**Request**. From the listing below, pull out all lines with "this" in them.

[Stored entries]
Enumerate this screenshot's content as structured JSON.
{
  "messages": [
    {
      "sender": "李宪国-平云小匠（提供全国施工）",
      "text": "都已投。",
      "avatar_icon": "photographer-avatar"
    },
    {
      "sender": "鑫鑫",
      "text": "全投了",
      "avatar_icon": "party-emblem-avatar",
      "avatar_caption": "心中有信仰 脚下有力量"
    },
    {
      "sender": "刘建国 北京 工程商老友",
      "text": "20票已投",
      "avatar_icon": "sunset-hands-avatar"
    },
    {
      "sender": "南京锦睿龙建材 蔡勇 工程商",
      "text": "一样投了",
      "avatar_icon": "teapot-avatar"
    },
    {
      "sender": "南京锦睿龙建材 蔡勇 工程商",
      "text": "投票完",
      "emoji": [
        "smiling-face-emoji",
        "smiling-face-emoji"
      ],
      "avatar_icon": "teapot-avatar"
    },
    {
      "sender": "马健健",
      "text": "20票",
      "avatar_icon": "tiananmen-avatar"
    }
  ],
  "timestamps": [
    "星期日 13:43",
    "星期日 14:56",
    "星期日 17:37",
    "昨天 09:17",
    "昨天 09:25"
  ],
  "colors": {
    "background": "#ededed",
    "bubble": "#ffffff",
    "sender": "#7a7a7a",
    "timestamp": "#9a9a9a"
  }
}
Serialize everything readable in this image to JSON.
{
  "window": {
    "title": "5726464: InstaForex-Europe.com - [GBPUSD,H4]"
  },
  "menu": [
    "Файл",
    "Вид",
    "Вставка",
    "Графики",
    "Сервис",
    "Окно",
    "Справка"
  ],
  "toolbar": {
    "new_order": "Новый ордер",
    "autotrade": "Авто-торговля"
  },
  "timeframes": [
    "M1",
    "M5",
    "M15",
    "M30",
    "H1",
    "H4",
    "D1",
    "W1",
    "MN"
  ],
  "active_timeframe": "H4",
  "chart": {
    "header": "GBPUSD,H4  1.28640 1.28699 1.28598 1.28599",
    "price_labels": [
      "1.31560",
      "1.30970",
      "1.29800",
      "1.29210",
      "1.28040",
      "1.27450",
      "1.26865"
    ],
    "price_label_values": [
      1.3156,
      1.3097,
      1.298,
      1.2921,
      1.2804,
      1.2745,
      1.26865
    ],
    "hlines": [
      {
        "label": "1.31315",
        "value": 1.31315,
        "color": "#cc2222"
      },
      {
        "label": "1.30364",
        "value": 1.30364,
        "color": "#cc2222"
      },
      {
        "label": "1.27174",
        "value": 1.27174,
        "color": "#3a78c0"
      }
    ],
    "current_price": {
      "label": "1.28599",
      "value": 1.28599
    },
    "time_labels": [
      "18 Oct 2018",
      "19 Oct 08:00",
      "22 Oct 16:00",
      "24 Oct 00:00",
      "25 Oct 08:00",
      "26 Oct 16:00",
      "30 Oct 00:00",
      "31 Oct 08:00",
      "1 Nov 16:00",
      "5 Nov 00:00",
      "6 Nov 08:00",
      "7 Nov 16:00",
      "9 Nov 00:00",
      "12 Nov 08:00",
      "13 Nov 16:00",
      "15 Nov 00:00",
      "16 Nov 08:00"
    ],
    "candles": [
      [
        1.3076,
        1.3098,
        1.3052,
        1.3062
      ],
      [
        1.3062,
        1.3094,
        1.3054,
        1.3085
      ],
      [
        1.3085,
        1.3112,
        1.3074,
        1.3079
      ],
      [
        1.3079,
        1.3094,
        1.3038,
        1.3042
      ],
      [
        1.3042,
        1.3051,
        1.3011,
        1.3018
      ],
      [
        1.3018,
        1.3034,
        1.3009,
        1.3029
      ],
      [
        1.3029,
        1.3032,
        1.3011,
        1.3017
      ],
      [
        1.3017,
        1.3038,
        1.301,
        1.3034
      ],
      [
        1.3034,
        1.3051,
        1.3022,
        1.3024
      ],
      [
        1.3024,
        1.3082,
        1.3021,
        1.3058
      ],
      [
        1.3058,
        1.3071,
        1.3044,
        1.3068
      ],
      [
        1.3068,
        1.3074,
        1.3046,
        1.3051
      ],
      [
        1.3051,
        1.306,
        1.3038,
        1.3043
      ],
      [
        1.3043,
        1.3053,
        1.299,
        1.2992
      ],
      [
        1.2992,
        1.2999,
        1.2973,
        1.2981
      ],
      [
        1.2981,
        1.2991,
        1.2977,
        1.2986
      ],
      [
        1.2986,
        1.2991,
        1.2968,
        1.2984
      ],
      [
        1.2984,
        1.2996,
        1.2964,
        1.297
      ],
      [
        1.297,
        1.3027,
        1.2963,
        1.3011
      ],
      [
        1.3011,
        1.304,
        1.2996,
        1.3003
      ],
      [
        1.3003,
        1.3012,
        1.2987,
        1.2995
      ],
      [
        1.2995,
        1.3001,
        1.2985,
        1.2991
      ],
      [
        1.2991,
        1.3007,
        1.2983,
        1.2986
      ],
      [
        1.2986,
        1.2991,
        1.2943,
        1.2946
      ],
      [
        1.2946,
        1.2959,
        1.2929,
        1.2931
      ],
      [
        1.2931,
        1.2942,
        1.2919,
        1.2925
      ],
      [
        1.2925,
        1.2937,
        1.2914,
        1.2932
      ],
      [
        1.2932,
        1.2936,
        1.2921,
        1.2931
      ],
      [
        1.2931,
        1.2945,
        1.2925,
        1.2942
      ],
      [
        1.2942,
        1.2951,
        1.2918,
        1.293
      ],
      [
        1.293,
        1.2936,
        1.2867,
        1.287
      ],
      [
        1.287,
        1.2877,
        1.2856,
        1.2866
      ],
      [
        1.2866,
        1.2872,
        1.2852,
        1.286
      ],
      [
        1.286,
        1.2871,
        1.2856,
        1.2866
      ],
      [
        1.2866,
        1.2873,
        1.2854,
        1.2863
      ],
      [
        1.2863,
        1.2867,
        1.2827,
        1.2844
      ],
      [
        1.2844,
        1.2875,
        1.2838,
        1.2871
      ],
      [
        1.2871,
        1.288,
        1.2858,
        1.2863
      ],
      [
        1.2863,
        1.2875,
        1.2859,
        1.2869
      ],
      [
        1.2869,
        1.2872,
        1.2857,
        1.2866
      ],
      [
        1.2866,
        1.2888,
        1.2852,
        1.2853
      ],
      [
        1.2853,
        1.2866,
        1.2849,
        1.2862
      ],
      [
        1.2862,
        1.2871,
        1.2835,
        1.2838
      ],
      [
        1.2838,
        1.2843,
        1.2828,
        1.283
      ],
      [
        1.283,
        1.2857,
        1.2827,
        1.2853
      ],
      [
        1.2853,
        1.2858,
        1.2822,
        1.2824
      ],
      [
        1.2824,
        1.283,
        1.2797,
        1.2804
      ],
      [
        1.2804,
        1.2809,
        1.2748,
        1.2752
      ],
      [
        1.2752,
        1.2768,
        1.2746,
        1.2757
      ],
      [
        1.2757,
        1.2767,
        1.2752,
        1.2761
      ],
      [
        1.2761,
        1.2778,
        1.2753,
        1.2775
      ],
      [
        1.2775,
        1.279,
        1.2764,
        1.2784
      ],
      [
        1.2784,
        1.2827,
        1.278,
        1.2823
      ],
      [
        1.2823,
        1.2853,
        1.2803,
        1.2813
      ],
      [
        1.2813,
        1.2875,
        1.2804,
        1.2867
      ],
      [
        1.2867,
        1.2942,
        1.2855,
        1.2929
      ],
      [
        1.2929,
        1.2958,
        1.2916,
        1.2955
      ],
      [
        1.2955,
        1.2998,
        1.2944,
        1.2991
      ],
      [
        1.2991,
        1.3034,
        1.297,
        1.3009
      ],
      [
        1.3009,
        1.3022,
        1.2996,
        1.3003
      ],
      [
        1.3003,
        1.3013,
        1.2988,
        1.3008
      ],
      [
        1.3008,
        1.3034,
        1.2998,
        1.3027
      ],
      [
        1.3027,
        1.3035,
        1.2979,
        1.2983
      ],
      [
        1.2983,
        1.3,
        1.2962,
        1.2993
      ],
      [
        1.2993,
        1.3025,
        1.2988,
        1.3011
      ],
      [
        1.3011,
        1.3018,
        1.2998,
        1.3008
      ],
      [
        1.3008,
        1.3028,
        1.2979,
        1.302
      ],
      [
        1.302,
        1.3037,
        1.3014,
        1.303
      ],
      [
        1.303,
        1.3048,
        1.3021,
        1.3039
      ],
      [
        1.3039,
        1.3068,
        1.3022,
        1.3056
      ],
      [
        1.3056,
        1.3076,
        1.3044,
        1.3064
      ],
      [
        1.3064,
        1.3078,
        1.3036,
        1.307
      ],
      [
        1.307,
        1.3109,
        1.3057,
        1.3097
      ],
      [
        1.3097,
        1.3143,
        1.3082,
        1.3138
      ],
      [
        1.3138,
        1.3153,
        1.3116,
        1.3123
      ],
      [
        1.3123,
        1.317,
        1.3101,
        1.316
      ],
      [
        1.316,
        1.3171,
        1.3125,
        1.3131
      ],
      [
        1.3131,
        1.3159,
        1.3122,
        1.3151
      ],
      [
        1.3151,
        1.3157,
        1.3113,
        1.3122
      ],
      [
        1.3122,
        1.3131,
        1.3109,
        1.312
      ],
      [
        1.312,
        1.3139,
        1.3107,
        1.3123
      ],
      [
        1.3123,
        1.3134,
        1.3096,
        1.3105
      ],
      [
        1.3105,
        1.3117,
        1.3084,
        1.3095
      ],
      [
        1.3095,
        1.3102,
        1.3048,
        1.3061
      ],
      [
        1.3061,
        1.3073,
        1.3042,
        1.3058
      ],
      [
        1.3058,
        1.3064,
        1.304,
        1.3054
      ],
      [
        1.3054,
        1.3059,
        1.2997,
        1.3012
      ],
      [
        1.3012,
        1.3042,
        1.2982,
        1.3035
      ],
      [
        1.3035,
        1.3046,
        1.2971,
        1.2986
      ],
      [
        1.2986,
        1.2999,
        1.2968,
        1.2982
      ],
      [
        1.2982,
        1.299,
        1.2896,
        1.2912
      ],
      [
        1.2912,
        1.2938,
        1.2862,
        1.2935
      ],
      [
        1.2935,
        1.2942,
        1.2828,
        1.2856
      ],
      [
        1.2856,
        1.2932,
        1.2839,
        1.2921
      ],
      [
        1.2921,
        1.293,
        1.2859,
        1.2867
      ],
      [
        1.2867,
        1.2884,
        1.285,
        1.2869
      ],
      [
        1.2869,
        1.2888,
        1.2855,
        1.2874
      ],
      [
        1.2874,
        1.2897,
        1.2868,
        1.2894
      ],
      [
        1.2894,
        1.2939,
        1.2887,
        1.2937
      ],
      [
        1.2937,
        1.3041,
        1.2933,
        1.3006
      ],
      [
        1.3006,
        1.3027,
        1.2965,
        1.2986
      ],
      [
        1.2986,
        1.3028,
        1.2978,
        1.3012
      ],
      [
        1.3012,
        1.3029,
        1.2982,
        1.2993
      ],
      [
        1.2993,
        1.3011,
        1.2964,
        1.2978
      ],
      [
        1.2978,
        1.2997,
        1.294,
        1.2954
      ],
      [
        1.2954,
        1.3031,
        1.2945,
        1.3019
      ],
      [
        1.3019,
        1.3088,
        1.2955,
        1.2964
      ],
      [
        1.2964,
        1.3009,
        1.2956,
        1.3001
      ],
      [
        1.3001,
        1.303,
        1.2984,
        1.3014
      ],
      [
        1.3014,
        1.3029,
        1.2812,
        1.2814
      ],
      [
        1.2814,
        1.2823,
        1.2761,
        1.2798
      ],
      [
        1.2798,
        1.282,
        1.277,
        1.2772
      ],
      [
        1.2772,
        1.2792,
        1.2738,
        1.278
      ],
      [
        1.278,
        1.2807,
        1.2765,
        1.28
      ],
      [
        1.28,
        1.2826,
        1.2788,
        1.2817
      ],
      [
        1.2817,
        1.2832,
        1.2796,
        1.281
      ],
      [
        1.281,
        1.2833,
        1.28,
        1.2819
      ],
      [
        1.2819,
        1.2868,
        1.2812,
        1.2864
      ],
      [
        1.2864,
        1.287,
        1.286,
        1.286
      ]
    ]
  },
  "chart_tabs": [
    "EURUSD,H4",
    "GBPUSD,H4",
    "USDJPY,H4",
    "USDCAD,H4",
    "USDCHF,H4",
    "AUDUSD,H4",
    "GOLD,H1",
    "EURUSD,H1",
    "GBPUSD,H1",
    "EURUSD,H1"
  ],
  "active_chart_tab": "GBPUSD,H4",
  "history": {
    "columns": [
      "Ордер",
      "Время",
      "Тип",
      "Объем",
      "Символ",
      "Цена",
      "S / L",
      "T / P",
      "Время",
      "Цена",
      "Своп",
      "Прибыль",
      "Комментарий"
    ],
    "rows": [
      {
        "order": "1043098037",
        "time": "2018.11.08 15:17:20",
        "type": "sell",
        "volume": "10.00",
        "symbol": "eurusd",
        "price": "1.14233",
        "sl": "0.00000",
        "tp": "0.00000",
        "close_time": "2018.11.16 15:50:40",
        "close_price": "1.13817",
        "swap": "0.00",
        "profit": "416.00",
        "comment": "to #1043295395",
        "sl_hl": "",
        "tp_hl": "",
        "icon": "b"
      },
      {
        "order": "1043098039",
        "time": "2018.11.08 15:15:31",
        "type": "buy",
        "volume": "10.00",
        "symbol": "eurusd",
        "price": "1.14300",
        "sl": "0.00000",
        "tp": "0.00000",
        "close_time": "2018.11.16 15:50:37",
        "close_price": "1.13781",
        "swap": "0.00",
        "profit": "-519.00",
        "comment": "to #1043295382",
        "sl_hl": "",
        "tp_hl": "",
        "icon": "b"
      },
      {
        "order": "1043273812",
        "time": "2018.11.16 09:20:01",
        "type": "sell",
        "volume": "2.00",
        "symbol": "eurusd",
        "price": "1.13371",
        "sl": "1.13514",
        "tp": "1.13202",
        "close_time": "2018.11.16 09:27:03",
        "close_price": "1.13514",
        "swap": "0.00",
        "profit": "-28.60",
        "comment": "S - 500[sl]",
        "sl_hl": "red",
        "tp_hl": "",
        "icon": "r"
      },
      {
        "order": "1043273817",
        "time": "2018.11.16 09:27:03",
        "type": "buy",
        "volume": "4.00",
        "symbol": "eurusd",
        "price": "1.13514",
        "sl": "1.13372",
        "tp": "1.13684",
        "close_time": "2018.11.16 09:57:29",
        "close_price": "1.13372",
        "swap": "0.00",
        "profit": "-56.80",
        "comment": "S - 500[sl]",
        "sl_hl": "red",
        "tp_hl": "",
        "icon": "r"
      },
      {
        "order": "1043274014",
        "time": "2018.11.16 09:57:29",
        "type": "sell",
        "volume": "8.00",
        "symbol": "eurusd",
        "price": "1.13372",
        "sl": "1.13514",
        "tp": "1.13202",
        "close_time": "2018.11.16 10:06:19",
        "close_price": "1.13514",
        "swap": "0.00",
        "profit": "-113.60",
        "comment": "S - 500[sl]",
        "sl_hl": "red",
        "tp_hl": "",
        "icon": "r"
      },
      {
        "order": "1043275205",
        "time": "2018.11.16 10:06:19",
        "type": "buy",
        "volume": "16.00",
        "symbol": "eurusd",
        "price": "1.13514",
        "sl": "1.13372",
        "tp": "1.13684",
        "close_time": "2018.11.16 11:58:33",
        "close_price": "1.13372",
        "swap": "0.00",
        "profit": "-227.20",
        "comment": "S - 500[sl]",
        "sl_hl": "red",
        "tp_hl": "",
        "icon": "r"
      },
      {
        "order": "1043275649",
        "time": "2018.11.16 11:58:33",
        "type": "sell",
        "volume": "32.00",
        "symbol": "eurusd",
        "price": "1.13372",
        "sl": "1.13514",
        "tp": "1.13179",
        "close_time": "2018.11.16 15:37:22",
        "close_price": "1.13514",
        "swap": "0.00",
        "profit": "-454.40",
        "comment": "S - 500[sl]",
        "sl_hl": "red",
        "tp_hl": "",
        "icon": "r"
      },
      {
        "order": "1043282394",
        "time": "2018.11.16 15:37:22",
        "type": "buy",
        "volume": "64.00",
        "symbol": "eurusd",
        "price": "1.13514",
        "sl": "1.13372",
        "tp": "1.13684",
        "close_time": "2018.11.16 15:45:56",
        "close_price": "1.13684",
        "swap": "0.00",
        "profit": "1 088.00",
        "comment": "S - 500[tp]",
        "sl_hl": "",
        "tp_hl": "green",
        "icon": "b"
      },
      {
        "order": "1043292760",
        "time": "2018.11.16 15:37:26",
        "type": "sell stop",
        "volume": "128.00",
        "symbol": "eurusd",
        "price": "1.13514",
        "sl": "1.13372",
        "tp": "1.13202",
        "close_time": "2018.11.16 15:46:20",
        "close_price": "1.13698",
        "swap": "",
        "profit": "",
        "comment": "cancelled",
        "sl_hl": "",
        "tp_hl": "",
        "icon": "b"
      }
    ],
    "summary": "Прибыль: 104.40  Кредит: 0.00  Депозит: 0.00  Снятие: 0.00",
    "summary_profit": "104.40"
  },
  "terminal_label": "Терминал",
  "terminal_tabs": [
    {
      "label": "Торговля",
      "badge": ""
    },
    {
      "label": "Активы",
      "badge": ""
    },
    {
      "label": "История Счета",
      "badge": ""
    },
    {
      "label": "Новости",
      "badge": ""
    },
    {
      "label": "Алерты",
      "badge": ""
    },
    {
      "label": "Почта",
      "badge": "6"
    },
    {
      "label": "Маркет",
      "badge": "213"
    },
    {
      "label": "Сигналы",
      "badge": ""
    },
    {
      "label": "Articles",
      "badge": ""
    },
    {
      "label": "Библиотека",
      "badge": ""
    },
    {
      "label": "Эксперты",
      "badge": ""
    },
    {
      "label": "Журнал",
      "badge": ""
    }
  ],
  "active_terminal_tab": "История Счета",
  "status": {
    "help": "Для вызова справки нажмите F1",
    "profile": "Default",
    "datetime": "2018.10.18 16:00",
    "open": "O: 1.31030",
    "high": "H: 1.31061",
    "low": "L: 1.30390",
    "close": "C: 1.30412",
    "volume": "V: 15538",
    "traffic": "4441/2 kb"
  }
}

**Result**.
Enumerate this screenshot's content as structured JSON.
Serialize everything readable in this image to JSON.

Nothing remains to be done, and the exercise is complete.